-- BEGIN Items --

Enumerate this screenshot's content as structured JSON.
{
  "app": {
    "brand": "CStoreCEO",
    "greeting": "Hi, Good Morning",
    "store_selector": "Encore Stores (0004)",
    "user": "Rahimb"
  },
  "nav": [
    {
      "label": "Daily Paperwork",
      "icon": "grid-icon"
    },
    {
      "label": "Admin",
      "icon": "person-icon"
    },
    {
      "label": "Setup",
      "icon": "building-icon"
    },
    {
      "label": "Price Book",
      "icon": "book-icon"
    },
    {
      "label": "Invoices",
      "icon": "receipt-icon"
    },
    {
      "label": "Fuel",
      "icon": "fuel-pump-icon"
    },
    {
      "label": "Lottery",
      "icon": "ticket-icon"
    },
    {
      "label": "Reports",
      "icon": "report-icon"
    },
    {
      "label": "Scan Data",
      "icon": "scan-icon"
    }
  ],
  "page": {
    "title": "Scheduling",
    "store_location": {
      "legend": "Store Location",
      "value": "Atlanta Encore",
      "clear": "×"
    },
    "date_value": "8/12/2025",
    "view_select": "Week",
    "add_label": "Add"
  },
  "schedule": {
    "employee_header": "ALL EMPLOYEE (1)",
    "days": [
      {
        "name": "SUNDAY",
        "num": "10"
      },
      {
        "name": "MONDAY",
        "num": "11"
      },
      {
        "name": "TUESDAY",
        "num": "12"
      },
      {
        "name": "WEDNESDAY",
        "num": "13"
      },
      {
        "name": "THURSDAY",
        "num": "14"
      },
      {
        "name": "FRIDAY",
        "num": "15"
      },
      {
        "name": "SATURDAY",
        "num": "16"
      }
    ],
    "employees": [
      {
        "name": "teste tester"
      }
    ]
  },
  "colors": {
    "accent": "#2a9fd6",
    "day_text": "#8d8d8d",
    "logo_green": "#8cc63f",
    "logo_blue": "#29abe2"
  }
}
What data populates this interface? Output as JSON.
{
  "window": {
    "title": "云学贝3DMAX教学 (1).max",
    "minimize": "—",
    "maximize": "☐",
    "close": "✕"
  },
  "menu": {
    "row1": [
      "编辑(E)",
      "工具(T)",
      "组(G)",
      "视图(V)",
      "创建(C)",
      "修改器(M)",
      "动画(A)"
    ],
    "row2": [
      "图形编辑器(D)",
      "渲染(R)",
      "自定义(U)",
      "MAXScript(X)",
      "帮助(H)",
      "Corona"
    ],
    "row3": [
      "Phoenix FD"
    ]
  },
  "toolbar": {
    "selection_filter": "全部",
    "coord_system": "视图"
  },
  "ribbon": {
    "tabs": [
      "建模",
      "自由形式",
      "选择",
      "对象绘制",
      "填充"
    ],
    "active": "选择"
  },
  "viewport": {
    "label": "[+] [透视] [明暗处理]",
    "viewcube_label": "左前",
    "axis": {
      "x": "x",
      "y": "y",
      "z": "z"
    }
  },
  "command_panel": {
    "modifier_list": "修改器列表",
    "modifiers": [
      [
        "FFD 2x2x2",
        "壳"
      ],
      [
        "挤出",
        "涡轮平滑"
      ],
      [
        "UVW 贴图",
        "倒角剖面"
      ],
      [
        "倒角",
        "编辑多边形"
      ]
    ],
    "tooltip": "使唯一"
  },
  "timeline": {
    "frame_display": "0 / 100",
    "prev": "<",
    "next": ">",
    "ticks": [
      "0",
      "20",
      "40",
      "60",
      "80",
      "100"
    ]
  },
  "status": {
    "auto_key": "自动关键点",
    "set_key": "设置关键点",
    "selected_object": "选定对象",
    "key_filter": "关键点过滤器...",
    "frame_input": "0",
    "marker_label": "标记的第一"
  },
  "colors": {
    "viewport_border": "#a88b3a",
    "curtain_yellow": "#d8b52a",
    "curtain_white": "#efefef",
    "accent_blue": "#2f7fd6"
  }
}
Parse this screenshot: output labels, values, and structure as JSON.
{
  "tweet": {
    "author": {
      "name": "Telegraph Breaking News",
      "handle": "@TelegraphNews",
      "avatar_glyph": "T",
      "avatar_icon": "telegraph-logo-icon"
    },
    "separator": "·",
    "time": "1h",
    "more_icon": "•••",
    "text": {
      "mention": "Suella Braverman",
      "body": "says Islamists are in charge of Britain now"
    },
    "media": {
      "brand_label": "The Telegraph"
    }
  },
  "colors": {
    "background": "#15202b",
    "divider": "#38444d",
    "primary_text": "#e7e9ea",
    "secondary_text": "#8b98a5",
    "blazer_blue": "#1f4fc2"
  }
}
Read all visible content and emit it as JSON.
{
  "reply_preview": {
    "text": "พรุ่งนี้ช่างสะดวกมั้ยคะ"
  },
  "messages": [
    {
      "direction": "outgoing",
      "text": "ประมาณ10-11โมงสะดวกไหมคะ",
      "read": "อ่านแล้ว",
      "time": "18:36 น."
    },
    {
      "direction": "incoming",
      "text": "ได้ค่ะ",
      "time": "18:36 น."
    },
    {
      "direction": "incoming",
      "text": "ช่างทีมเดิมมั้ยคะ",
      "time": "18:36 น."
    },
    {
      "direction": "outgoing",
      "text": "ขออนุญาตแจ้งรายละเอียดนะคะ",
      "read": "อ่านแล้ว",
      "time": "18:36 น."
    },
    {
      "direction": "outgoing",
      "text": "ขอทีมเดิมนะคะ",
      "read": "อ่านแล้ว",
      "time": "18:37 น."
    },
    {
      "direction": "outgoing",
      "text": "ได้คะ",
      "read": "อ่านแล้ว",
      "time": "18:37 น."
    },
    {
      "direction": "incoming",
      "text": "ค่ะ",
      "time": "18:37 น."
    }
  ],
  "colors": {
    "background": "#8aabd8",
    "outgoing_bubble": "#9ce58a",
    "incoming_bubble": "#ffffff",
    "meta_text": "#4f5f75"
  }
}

-- END Items --

-- Written instruction --
Return the full listing, character for character.

-- Result of this exercise --
Enumerate this screenshot's content as structured JSON.
{
  "app": {
    "brand": "CStoreCEO",
    "greeting": "Hi, Good Morning",
    "store_selector": "Encore Stores (0004)",
    "user": "Rahimb"
  },
  "nav": [
    {
      "label": "Daily Paperwork",
      "icon": "grid-icon"
    },
    {
      "label": "Admin",
      "icon": "person-icon"
    },
    {
      "label": "Setup",
      "icon": "building-icon"
    },
    {
      "label": "Price Book",
      "icon": "book-icon"
    },
    {
      "label": "Invoices",
      "icon": "receipt-icon"
    },
    {
      "label": "Fuel",
      "icon": "fuel-pump-icon"
    },
    {
      "label": "Lottery",
      "icon": "ticket-icon"
    },
    {
      "label": "Reports",
      "icon": "report-icon"
    },
    {
      "label": "Scan Data",
      "icon": "scan-icon"
    }
  ],
  "page": {
    "title": "Scheduling",
    "store_location": {
      "legend": "Store Location",
      "value": "Atlanta Encore",
      "clear": "×"
    },
    "date_value": "8/12/2025",
    "view_select": "Week",
    "add_label": "Add"
  },
  "schedule": {
    "employee_header": "ALL EMPLOYEE (1)",
    "days": [
      {
        "name": "SUNDAY",
        "num": "10"
      },
      {
        "name": "MONDAY",
        "num": "11"
      },
      {
        "name": "TUESDAY",
        "num": "12"
      },
      {
        "name": "WEDNESDAY",
        "num": "13"
      },
      {
        "name": "THURSDAY",
        "num": "14"
      },
      {
        "name": "FRIDAY",
        "num": "15"
      },
      {
        "name": "SATURDAY",
        "num": "16"
      }
    ],
    "employees": [
      {
        "name": "teste tester"
      }
    ]
  },
  "colors": {
    "accent": "#2a9fd6",
    "day_text": "#8d8d8d",
    "logo_green": "#8cc63f",
    "logo_blue": "#29abe2"
  }
}
What data populates this interface? Output as JSON.
{
  "window": {
    "title": "云学贝3DMAX教学 (1).max",
    "minimize": "—",
    "maximize": "☐",
    "close": "✕"
  },
  "menu": {
    "row1": [
      "编辑(E)",
      "工具(T)",
      "组(G)",
      "视图(V)",
      "创建(C)",
      "修改器(M)",
      "动画(A)"
    ],
    "row2": [
      "图形编辑器(D)",
      "渲染(R)",
      "自定义(U)",
      "MAXScript(X)",
      "帮助(H)",
      "Corona"
    ],
    "row3": [
      "Phoenix FD"
    ]
  },
  "toolbar": {
    "selection_filter": "全部",
    "coord_system": "视图"
  },
  "ribbon": {
    "tabs": [
      "建模",
      "自由形式",
      "选择",
      "对象绘制",
      "填充"
    ],
    "active": "选择"
  },
  "viewport": {
    "label": "[+] [透视] [明暗处理]",
    "viewcube_label": "左前",
    "axis": {
      "x": "x",
      "y": "y",
      "z": "z"
    }
  },
  "command_panel": {
    "modifier_list": "修改器列表",
    "modifiers": [
      [
        "FFD 2x2x2",
        "壳"
      ],
      [
        "挤出",
        "涡轮平滑"
      ],
      [
        "UVW 贴图",
        "倒角剖面"
      ],
      [
        "倒角",
        "编辑多边形"
      ]
    ],
    "tooltip": "使唯一"
  },
  "timeline": {
    "frame_display": "0 / 100",
    "prev": "<",
    "next": ">",
    "ticks": [
      "0",
      "20",
      "40",
      "60",
      "80",
      "100"
    ]
  },
  "status": {
    "auto_key": "自动关键点",
    "set_key": "设置关键点",
    "selected_object": "选定对象",
    "key_filter": "关键点过滤器...",
    "frame_input": "0",
    "marker_label": "标记的第一"
  },
  "colors": {
    "viewport_border": "#a88b3a",
    "curtain_yellow": "#d8b52a",
    "curtain_white": "#efefef",
    "accent_blue": "#2f7fd6"
  }
}
Parse this screenshot: output labels, values, and structure as JSON.
{
  "tweet": {
    "author": {
      "name": "Telegraph Breaking News",
      "handle": "@TelegraphNews",
      "avatar_glyph": "T",
      "avatar_icon": "telegraph-logo-icon"
    },
    "separator": "·",
    "time": "1h",
    "more_icon": "•••",
    "text": {
      "mention": "Suella Braverman",
      "body": "says Islamists are in charge of Britain now"
    },
    "media": {
      "brand_label": "The Telegraph"
    }
  },
  "colors": {
    "background": "#15202b",
    "divider": "#38444d",
    "primary_text": "#e7e9ea",
    "secondary_text": "#8b98a5",
    "blazer_blue": "#1f4fc2"
  }
}
Read all visible content and emit it as JSON.
{
  "reply_preview": {
    "text": "พรุ่งนี้ช่างสะดวกมั้ยคะ"
  },
  "messages": [
    {
      "direction": "outgoing",
      "text": "ประมาณ10-11โมงสะดวกไหมคะ",
      "read": "อ่านแล้ว",
      "time": "18:36 น."
    },
    {
      "direction": "incoming",
      "text": "ได้ค่ะ",
      "time": "18:36 น."
    },
    {
      "direction": "incoming",
      "text": "ช่างทีมเดิมมั้ยคะ",
      "time": "18:36 น."
    },
    {
      "direction": "outgoing",
      "text": "ขออนุญาตแจ้งรายละเอียดนะคะ",
      "read": "อ่านแล้ว",
      "time": "18:36 น."
    },
    {
      "direction": "outgoing",
      "text": "ขอทีมเดิมนะคะ",
      "read": "อ่านแล้ว",
      "time": "18:37 น."
    },
    {
      "direction": "outgoing",
      "text": "ได้คะ",
      "read": "อ่านแล้ว",
      "time": "18:37 น."
    },
    {
      "direction": "incoming",
      "text": "ค่ะ",
      "time": "18:37 น."
    }
  ],
  "colors": {
    "background": "#8aabd8",
    "outgoing_bubble": "#9ce58a",
    "incoming_bubble": "#ffffff",
    "meta_text": "#4f5f75"
  }
}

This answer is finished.